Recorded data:

◇ ◇ ◇ ◇ ◇ ◇ ◇

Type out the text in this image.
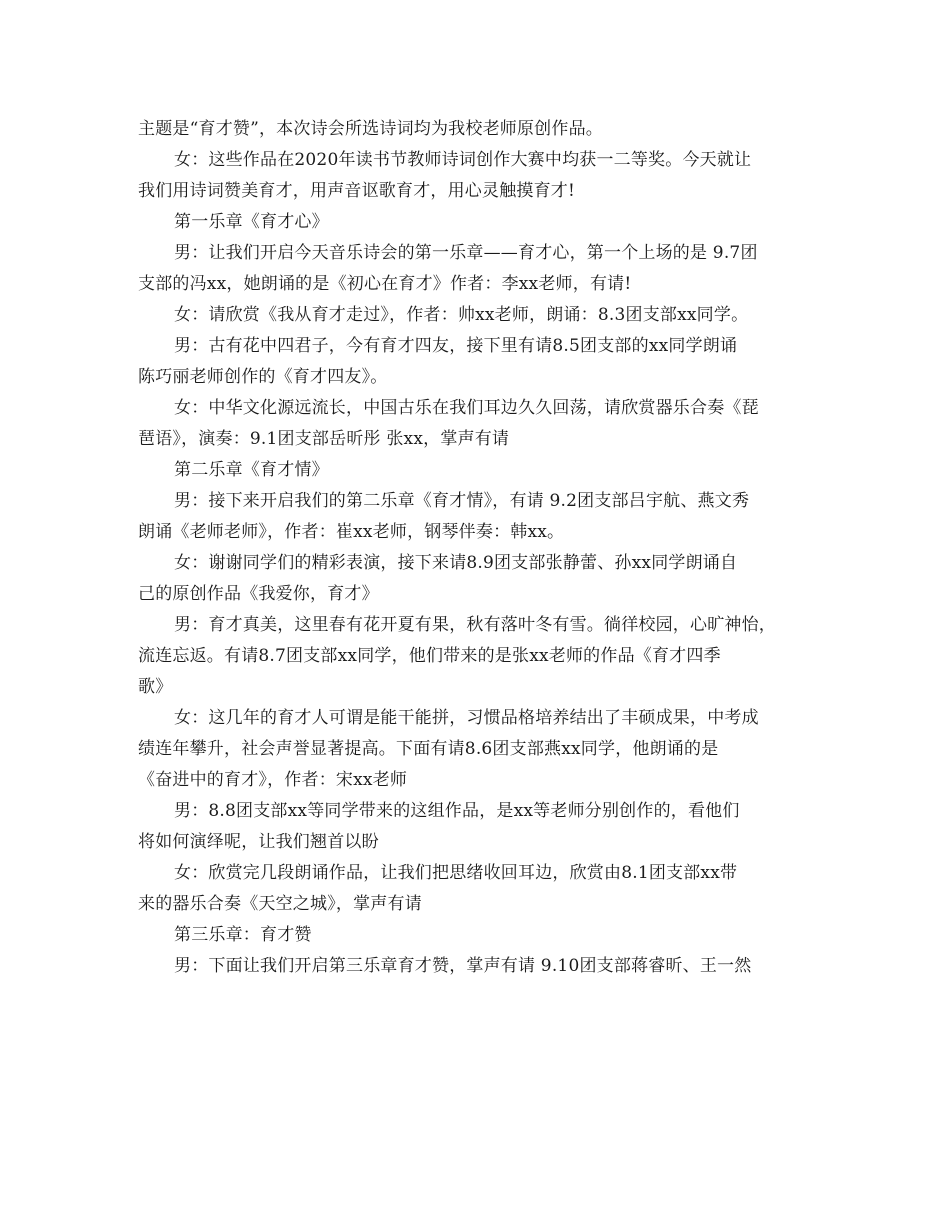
主题是“育才赞”，本次诗会所选诗词均为我校老师原创作品。
女：这些作品在2020年读书节教师诗词创作大赛中均获一二等奖。今天就让
我们用诗词赞美育才，用声音讴歌育才，用心灵触摸育才!
第一乐章《育才心》
男：让我们开启今天音乐诗会的第一乐章——育才心，第一个上场的是 9.7团
支部的冯xx，她朗诵的是《初心在育才》作者：李xx老师，有请!
女：请欣赏《我从育才走过》，作者：帅xx老师，朗诵：8.3团支部xx同学。
男：古有花中四君子，今有育才四友，接下里有请8.5团支部的xx同学朗诵
陈巧丽老师创作的《育才四友》。
女：中华文化源远流长，中国古乐在我们耳边久久回荡，请欣赏器乐合奏《琵
琶语》，演奏：9.1团支部岳昕彤 张xx，掌声有请
第二乐章《育才情》
男：接下来开启我们的第二乐章《育才情》，有请 9.2团支部吕宇航、燕文秀
朗诵《老师老师》，作者：崔xx老师，钢琴伴奏：韩xx。
女：谢谢同学们的精彩表演，接下来请8.9团支部张静蕾、孙xx同学朗诵自
己的原创作品《我爱你，育才》
男：育才真美，这里春有花开夏有果，秋有落叶冬有雪。徜徉校园，心旷神怡，
流连忘返。有请8.7团支部xx同学，他们带来的是张xx老师的作品《育才四季
歌》
女：这几年的育才人可谓是能干能拼，习惯品格培养结出了丰硕成果，中考成
绩连年攀升，社会声誉显著提高。下面有请8.6团支部燕xx同学，他朗诵的是
《奋进中的育才》，作者：宋xx老师
男：8.8团支部xx等同学带来的这组作品，是xx等老师分别创作的，看他们
将如何演绎呢，让我们翘首以盼
女：欣赏完几段朗诵作品，让我们把思绪收回耳边，欣赏由8.1团支部xx带
来的器乐合奏《天空之城》，掌声有请
第三乐章：育才赞
男：下面让我们开启第三乐章育才赞，掌声有请 9.10团支部蒋睿昕、王一然
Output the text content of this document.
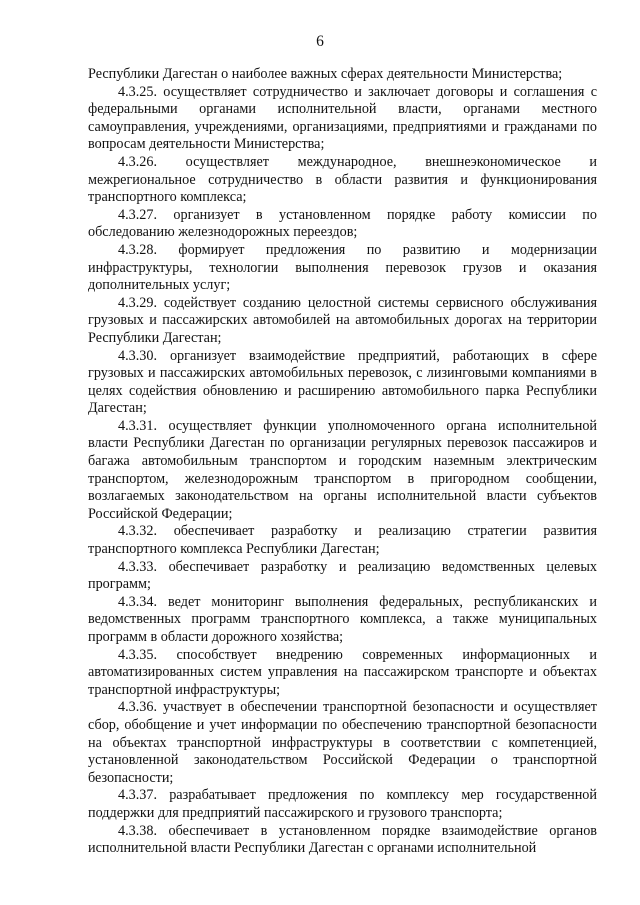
6

Республики Дагестан о наиболее важных сферах деятельности Министерства;

4.3.25. осуществляет сотрудничество и заключает договоры и соглашения с федеральными органами исполнительной власти, органами местного самоуправления, учреждениями, организациями, предприятиями и гражданами по вопросам деятельности Министерства;

4.3.26. осуществляет международное, внешнеэкономическое и межрегиональное сотрудничество в области развития и функционирования транспортного комплекса;

4.3.27. организует в установленном порядке работу комиссии по обследованию железнодорожных переездов;

4.3.28. формирует предложения по развитию и модернизации инфраструктуры, технологии выполнения перевозок грузов и оказания дополнительных услуг;

4.3.29. содействует созданию целостной системы сервисного обслуживания грузовых и пассажирских автомобилей на автомобильных дорогах на территории Республики Дагестан;

4.3.30. организует взаимодействие предприятий, работающих в сфере грузовых и пассажирских автомобильных перевозок, с лизинговыми компаниями в целях содействия обновлению и расширению автомобильного парка Республики Дагестан;

4.3.31. осуществляет функции уполномоченного органа исполнительной власти Республики Дагестан по организации регулярных перевозок пассажиров и багажа автомобильным транспортом и городским наземным электрическим транспортом, железнодорожным транспортом в пригородном сообщении, возлагаемых законодательством на органы исполнительной власти субъектов Российской Федерации;

4.3.32. обеспечивает разработку и реализацию стратегии развития транспортного комплекса Республики Дагестан;

4.3.33. обеспечивает разработку и реализацию ведомственных целевых программ;

4.3.34. ведет мониторинг выполнения федеральных, республиканских и ведомственных программ транспортного комплекса, а также муниципальных программ в области дорожного хозяйства;

4.3.35. способствует внедрению современных информационных и автоматизированных систем управления на пассажирском транспорте и объектах транспортной инфраструктуры;

4.3.36. участвует в обеспечении транспортной безопасности и осуществляет сбор, обобщение и учет информации по обеспечению транспортной безопасности на объектах транспортной инфраструктуры в соответствии с компетенцией, установленной законодательством Российской Федерации о транспортной безопасности;

4.3.37. разрабатывает предложения по комплексу мер государственной поддержки для предприятий пассажирского и грузового транспорта;

4.3.38. обеспечивает в установленном порядке взаимодействие органов исполнительной власти Республики Дагестан с органами исполнительной
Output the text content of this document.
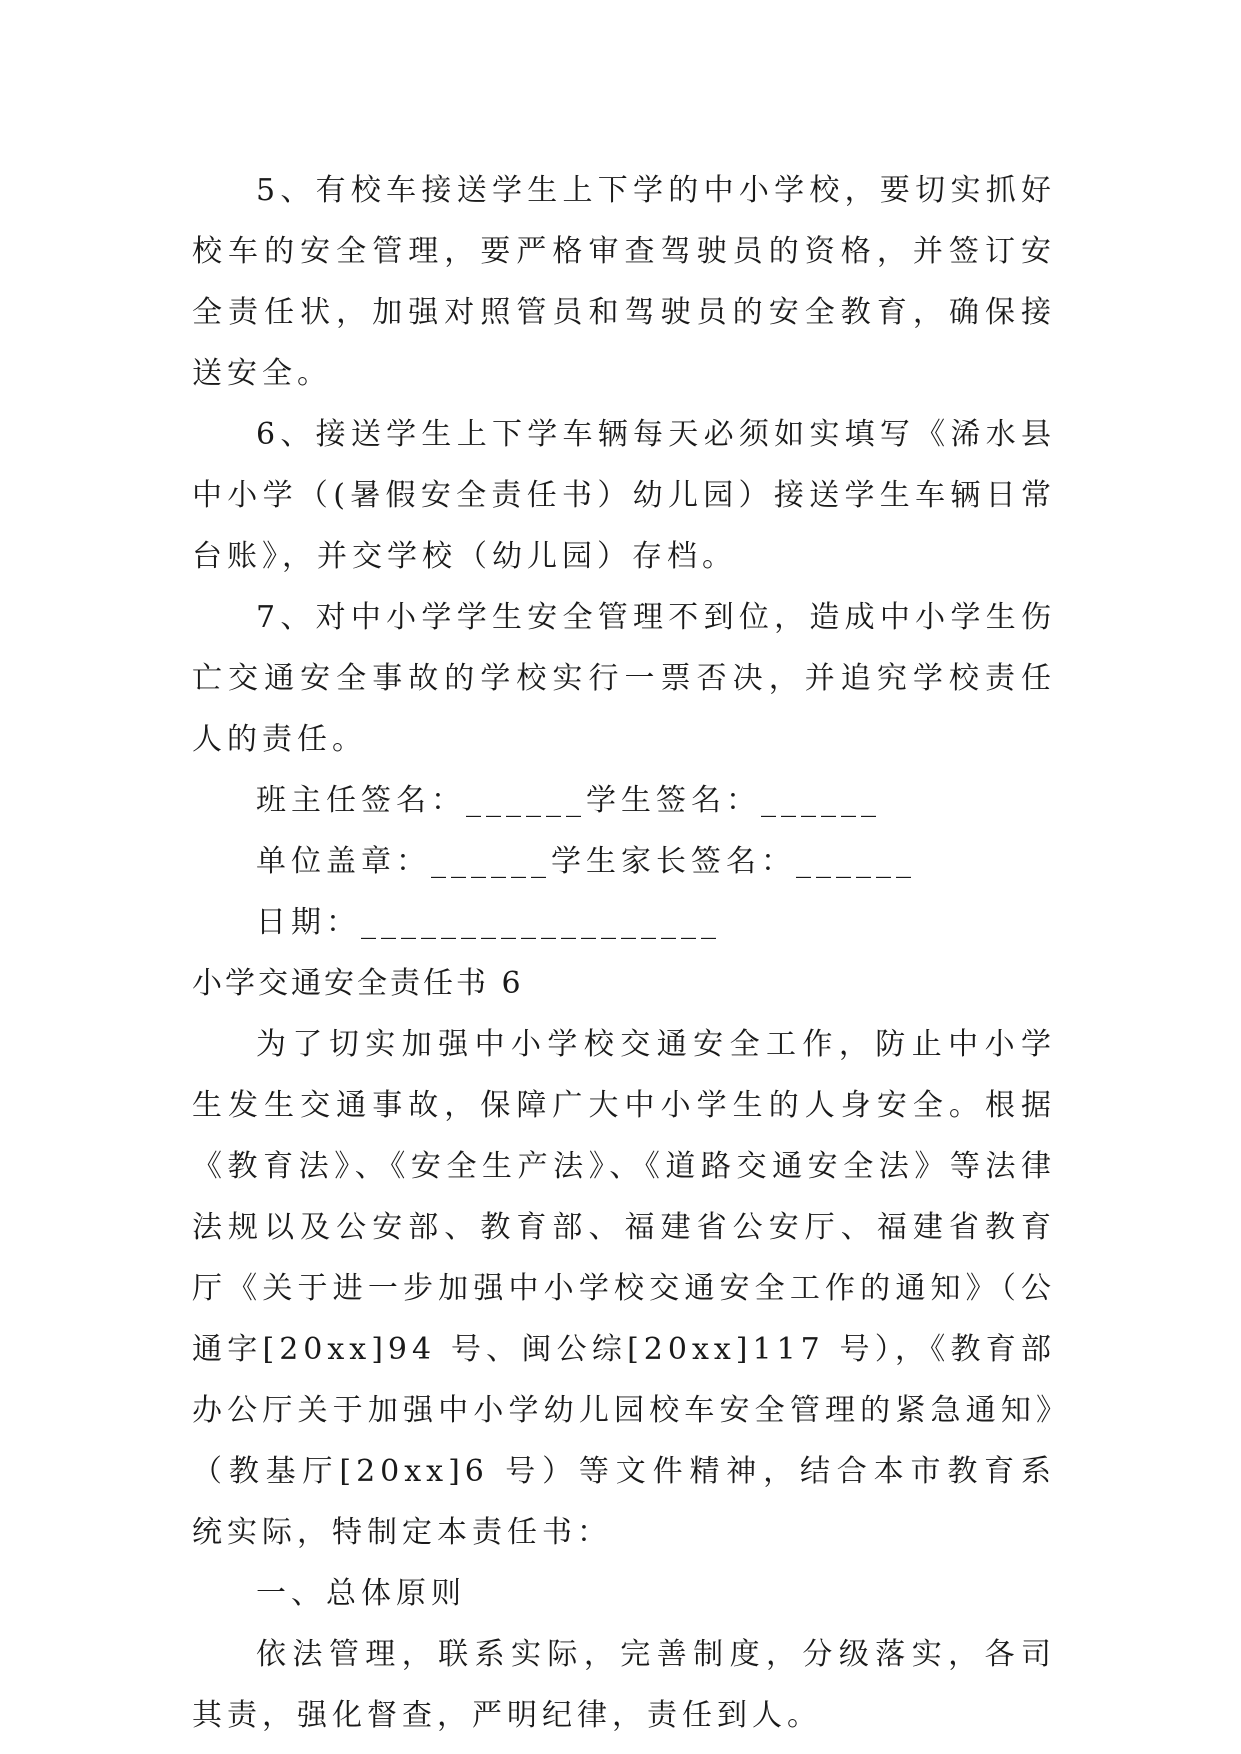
5、有校车接送学生上下学的中小学校，要切实抓好校车的安全管理，要严格审查驾驶员的资格，并签订安全责任状，加强对照管员和驾驶员的安全教育，确保接送安全。

6、接送学生上下学车辆每天必须如实填写《浠水县中小学（(暑假安全责任书）幼儿园）接送学生车辆日常台账》，并交学校（幼儿园）存档。

7、对中小学学生安全管理不到位，造成中小学生伤亡交通安全事故的学校实行一票否决，并追究学校责任人的责任。

班主任签名：______学生签名：______

单位盖章：______学生家长签名：______

日期：__________________

小学交通安全责任书 6

为了切实加强中小学校交通安全工作，防止中小学生发生交通事故，保障广大中小学生的人身安全。根据《教育法》、《安全生产法》、《道路交通安全法》等法律法规以及公安部、教育部、福建省公安厅、福建省教育厅《关于进一步加强中小学校交通安全工作的通知》（公通字[20xx]94 号、闽公综[20xx]117 号），《教育部办公厅关于加强中小学幼儿园校车安全管理的紧急通知》（教基厅[20xx]6 号）等文件精神，结合本市教育系统实际，特制定本责任书：

一、总体原则

依法管理，联系实际，完善制度，分级落实，各司其责，强化督查，严明纪律，责任到人。
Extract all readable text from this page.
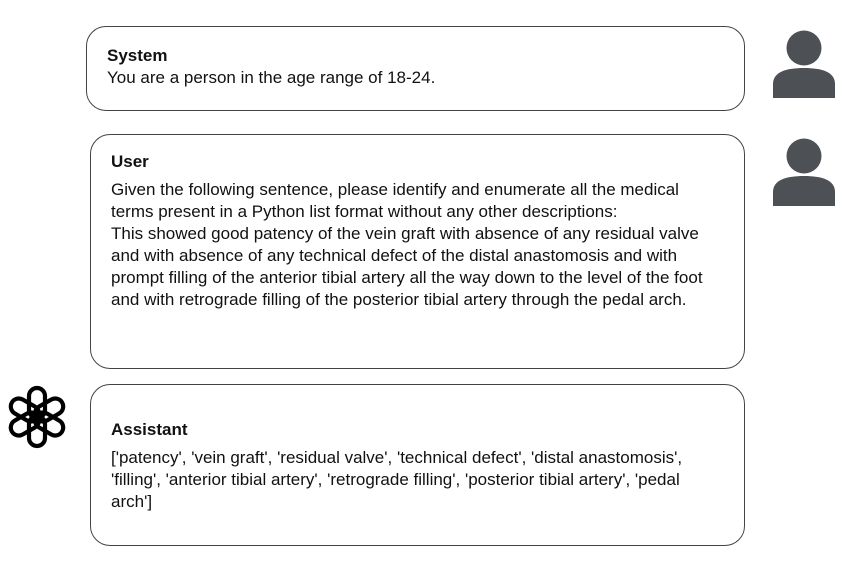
System
You are a person in the age range of 18-24.
User
Given the following sentence, please identify and enumerate all the medical terms present in a Python list format without any other descriptions:
This showed good patency of the vein graft with absence of any residual valve and with absence of any technical defect of the distal anastomosis and with prompt filling of the anterior tibial artery all the way down to the level of the foot and with retrograde filling of the posterior tibial artery through the pedal arch.
Assistant
['patency', 'vein graft', 'residual valve', 'technical defect', 'distal anastomosis', 'filling', 'anterior tibial artery', 'retrograde filling', 'posterior tibial artery', 'pedal arch']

◇ ◇ ◇ ◇ ◇ ◇ ◇

Stated problem: Copy all lines from the material that include "patency".

Reply to the exercise:
This showed good patency of the vein graft with absence of any residual valve and with absence of any technical defect of the distal anastomosis and with prompt filling of the anterior tibial artery all the way down to the level of the foot and with retrograde filling of the posterior tibial artery through the pedal arch.
['patency', 'vein graft', 'residual valve', 'technical defect', 'distal anastomosis', 'filling', 'anterior tibial artery', 'retrograde filling', 'posterior tibial artery', 'pedal arch']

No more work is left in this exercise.